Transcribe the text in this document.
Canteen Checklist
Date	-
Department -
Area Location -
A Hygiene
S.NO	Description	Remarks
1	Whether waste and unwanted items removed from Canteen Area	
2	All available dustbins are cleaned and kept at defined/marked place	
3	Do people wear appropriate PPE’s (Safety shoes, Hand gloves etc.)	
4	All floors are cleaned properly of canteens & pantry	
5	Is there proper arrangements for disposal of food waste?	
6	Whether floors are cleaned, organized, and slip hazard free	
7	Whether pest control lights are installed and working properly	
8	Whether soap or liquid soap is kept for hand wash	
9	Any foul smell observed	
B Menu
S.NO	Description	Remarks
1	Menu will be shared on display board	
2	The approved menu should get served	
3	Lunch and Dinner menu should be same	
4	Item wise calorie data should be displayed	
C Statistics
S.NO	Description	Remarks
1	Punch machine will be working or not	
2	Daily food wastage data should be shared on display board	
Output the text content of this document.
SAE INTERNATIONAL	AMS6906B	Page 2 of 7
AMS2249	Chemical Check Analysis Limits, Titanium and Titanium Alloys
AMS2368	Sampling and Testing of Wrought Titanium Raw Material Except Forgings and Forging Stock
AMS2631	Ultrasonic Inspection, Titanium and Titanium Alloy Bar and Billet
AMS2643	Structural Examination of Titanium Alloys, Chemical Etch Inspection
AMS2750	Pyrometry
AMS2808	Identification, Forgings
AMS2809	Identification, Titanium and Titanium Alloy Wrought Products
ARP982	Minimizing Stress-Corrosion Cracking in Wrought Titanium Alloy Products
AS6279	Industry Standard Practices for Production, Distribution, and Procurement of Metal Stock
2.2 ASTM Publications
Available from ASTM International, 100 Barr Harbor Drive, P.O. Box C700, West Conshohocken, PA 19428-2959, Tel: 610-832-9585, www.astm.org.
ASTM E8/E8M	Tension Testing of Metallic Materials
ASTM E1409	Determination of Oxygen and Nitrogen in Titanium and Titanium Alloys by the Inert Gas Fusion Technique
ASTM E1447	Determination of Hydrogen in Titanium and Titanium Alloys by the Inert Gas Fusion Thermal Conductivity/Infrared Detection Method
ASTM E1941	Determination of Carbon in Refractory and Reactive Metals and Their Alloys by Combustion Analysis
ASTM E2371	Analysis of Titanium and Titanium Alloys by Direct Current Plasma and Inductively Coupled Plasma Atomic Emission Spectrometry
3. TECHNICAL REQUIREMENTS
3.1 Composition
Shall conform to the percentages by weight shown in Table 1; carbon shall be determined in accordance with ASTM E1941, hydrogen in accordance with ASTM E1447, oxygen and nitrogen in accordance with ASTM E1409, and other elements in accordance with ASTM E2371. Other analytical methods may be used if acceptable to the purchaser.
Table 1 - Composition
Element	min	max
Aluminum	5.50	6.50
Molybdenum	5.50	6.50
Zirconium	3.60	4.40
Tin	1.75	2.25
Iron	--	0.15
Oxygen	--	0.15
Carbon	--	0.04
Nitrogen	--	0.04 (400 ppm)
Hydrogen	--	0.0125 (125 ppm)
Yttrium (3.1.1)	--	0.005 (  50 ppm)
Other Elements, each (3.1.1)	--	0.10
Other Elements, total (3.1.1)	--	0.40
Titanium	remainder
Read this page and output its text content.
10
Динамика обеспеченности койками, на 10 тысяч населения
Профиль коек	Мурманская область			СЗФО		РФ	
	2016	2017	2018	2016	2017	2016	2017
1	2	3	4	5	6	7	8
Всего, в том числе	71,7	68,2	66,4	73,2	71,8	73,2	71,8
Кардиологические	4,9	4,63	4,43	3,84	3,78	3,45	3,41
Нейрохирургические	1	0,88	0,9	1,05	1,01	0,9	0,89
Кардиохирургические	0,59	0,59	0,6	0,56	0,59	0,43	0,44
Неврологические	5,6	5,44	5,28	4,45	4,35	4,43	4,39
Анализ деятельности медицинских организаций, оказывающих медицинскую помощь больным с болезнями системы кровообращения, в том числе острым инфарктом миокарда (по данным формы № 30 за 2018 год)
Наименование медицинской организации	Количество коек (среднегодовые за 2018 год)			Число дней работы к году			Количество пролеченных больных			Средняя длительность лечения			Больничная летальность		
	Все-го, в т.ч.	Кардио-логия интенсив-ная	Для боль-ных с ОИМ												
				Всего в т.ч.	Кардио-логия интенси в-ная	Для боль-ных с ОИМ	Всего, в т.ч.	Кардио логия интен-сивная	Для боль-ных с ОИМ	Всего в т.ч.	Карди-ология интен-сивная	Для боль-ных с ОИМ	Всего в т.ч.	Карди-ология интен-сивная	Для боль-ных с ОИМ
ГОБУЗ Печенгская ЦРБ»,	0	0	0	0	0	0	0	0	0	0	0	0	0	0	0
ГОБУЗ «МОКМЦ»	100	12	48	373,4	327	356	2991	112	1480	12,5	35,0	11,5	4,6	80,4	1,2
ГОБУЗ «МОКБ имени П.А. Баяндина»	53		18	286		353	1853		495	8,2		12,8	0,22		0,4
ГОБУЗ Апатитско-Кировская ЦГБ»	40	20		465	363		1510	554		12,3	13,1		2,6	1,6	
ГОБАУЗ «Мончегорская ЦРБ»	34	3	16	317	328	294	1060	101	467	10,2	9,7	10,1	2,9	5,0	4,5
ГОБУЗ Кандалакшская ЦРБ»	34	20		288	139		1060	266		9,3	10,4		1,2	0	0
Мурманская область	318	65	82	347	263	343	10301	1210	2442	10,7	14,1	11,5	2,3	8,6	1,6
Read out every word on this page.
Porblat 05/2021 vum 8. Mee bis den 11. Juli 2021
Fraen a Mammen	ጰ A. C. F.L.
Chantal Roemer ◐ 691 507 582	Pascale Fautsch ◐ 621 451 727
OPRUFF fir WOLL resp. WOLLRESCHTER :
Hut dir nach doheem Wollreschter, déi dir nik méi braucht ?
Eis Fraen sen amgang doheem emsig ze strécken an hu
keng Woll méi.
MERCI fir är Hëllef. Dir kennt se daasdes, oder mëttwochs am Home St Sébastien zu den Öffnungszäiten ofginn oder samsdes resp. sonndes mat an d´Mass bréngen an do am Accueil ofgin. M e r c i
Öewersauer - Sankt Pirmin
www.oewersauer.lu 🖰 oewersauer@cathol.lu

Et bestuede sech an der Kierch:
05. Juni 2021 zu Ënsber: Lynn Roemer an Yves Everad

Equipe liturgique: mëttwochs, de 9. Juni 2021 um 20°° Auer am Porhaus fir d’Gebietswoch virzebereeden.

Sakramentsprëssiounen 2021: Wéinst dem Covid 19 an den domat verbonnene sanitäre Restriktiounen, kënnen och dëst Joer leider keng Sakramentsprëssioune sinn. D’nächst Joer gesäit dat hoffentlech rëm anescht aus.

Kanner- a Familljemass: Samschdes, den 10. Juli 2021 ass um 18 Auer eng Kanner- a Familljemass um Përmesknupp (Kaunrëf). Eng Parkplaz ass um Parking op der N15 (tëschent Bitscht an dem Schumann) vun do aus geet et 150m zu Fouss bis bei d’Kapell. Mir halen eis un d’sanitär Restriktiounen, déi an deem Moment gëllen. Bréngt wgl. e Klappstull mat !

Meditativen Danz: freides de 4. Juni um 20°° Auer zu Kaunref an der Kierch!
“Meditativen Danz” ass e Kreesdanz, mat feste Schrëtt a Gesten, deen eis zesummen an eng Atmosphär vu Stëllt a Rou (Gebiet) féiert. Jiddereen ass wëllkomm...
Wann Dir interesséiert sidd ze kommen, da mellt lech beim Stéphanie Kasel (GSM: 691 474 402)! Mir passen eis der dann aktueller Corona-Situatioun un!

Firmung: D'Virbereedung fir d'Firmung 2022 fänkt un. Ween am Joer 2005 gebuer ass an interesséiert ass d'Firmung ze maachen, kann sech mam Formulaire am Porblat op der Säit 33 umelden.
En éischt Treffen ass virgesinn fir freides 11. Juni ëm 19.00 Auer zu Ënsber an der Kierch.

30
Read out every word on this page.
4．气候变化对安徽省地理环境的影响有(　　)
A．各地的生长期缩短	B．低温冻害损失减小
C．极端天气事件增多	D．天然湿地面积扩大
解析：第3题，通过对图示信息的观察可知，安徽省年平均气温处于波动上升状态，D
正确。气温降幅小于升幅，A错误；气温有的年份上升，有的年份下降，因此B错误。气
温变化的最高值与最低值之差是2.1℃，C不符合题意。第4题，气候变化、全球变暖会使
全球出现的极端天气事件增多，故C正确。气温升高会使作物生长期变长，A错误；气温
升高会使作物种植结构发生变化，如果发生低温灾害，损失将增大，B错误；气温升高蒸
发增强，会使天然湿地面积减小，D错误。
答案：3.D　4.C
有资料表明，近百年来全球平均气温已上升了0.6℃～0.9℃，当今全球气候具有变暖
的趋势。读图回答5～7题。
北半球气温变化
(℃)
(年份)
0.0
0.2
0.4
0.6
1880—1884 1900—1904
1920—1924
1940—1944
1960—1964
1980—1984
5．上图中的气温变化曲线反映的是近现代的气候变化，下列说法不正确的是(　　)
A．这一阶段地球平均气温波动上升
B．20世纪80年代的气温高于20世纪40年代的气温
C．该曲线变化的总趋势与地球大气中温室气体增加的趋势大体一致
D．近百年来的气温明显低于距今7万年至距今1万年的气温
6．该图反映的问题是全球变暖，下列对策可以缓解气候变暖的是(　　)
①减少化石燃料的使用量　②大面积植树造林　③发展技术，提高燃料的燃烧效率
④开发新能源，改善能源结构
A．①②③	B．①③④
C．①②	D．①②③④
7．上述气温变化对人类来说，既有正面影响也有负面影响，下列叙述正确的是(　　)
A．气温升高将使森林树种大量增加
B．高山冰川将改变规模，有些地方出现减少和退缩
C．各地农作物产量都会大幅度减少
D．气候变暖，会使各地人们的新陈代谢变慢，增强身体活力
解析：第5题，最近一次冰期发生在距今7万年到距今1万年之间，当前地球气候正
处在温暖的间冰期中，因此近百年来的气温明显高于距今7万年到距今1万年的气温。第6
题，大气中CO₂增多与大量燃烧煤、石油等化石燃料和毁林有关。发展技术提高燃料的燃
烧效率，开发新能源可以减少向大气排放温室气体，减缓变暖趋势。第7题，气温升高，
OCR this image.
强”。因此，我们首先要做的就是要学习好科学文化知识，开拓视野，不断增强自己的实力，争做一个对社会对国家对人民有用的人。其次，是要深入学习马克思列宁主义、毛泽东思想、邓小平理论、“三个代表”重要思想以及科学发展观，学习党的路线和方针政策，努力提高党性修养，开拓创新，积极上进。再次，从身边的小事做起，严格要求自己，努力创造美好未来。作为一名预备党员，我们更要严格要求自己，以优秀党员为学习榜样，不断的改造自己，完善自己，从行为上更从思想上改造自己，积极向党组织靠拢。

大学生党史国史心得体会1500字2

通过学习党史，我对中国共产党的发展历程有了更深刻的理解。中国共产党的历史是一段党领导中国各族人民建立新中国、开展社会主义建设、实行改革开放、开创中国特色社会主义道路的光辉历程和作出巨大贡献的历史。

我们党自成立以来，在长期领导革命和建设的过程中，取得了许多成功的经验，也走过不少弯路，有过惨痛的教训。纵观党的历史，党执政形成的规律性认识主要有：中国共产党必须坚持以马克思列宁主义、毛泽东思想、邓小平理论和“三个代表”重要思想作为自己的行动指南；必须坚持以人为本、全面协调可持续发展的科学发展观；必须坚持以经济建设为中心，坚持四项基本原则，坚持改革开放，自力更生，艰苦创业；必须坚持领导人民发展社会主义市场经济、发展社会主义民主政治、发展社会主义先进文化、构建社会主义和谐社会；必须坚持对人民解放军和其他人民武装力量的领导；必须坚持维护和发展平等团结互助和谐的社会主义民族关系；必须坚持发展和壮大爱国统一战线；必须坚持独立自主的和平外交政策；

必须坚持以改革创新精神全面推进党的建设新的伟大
+ + + +
> _Short problem_:
Go through the material above and count the lines that contain "числе"; give that number alone.

> _Task solution_:
2